--- begin ENTRIES SHOWN ---

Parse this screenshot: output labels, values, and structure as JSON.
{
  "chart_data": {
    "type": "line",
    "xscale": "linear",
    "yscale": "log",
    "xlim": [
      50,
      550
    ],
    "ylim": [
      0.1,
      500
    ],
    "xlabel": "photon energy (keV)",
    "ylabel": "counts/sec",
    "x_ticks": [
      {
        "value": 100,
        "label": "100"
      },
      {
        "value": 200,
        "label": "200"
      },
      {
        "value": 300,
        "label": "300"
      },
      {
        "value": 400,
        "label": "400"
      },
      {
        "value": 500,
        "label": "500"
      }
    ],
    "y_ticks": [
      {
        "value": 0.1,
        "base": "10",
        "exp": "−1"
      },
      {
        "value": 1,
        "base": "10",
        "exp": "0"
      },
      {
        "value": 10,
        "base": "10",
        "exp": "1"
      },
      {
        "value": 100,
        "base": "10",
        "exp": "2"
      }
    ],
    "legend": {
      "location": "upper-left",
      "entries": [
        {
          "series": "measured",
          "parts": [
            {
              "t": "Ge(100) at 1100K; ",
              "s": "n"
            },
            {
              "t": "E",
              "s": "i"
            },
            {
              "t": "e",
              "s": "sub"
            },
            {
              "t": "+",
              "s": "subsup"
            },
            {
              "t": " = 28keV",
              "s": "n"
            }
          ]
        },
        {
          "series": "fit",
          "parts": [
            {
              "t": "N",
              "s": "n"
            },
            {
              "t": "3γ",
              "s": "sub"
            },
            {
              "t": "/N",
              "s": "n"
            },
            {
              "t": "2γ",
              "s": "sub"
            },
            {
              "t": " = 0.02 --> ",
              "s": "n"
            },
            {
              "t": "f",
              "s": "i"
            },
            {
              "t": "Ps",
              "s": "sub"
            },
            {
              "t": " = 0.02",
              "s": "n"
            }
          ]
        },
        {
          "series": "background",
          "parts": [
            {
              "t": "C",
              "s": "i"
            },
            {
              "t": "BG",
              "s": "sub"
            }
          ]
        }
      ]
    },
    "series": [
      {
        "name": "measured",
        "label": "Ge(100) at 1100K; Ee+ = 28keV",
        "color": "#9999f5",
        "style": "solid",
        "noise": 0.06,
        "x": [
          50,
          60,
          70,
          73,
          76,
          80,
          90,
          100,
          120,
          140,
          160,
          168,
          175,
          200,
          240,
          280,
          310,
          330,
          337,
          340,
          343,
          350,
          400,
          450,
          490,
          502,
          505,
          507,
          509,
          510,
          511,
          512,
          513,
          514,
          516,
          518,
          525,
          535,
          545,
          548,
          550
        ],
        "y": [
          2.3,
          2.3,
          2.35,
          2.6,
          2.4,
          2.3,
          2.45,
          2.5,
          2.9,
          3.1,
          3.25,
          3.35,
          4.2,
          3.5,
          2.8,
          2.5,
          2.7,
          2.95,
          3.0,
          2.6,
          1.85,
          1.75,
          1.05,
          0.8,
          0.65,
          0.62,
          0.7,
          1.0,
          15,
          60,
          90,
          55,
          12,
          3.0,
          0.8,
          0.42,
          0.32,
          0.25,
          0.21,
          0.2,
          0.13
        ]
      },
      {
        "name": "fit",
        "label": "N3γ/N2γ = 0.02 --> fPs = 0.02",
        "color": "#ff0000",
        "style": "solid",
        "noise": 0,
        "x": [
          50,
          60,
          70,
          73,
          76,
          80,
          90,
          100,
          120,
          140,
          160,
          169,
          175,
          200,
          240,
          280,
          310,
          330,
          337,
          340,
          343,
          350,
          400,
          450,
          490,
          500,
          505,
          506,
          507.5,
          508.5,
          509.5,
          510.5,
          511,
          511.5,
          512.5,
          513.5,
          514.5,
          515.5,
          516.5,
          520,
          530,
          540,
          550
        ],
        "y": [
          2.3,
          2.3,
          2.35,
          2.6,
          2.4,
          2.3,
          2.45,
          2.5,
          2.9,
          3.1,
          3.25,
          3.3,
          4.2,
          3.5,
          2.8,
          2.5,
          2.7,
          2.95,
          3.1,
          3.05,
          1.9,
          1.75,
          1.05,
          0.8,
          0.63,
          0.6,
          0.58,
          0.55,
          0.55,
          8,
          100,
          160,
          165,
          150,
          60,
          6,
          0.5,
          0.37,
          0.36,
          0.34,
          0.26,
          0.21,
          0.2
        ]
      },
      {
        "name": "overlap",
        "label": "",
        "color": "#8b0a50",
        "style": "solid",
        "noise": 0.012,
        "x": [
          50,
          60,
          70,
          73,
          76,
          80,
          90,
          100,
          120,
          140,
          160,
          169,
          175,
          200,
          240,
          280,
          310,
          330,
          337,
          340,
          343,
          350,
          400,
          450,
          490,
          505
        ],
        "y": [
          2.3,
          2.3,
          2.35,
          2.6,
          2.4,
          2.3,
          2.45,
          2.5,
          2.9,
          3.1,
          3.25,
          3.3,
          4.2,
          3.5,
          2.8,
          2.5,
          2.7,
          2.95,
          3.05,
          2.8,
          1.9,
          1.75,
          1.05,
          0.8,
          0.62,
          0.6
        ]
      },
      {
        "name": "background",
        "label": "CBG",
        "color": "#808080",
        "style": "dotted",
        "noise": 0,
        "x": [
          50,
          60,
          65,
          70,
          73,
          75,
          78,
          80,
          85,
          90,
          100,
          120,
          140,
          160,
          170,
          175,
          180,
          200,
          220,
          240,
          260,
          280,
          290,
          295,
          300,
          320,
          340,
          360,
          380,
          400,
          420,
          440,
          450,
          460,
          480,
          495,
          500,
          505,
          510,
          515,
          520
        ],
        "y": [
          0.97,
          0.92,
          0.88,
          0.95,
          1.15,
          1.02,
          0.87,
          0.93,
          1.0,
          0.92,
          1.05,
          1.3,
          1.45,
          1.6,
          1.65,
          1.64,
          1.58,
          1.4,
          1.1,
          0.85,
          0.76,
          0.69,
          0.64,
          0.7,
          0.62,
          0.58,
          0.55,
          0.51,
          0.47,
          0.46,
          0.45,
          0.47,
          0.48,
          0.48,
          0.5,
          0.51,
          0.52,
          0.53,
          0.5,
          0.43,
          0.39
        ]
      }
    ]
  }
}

--- end ENTRIES SHOWN ---

SET PROBLEM: Count every line in the data that contains the word "series", then give that count and nothing else.

THE REPLY: 4